### Extract

The Best and The Brightest

One of seminal works coming out of the Vietnam war was David Halberstam’s book The Best and the Brightest about the highly intelligent, highly educated “whiz kids” that were brought into our national security structure in the 1950s and 1960s and ended up tangled up in the unsolvable Vietnam War. This tendency for the foreign policy team to include highly educated specialists was reinforced by Nixon hiring the scholar Henry Kissinger as his National Security Advisor and later Secretary of State. This has become somewhat of a tradition, where the National Security Advisor is often a reputable academic like Rostow (PhD, Yale), Kissinger (PhD Harvard) or Brzezinski (PhD, Harvard). Even Trump’s second national security advisor, the legendary three-star general H. R. McMaster, had a PhD and had published one book.

######
### Stored data

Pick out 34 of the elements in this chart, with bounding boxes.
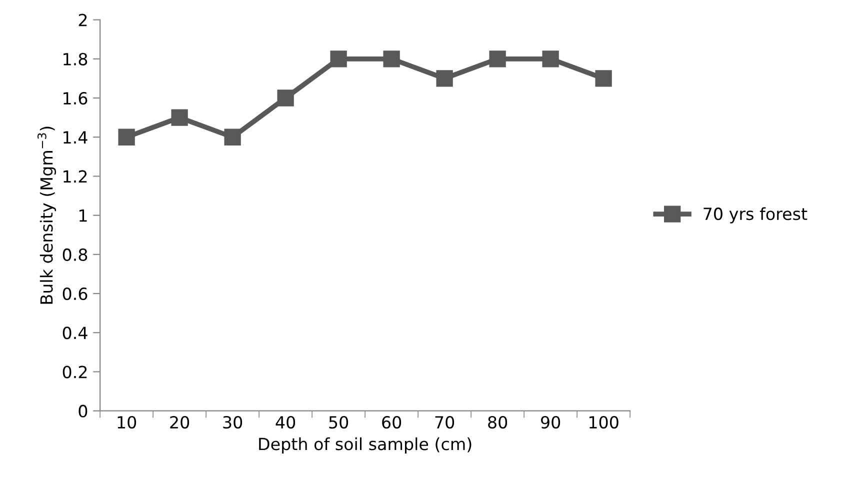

######

Tasks for this exercise -
1. Repeat the passage on The Best and the Brightest, starting with "One of seminal" and going on through "published one book.".
2. According to the passage on The Best and the Brightest, which university awarded Rostow his PhD?

Responses per task -
1.
One of seminal works coming out of the Vietnam war was David Halberstam’s book The Best and the Brightest about the highly intelligent, highly educated “whiz kids” that were brought into our national security structure in the 1950s and 1960s and ended up tangled up in the unsolvable Vietnam War. This tendency for the foreign policy team to include highly educated specialists was reinforced by Nixon hiring the scholar Henry Kissinger as his National Security Advisor and later Secretary of State. This has become somewhat of a tradition, where the National Security Advisor is often a reputable academic like Rostow (PhD, Yale), Kissinger (PhD Harvard) or Brzezinski (PhD, Harvard). Even Trump’s second national security advisor, the legendary three-star general H. R. McMaster, had a PhD and had published one book.

2. Yale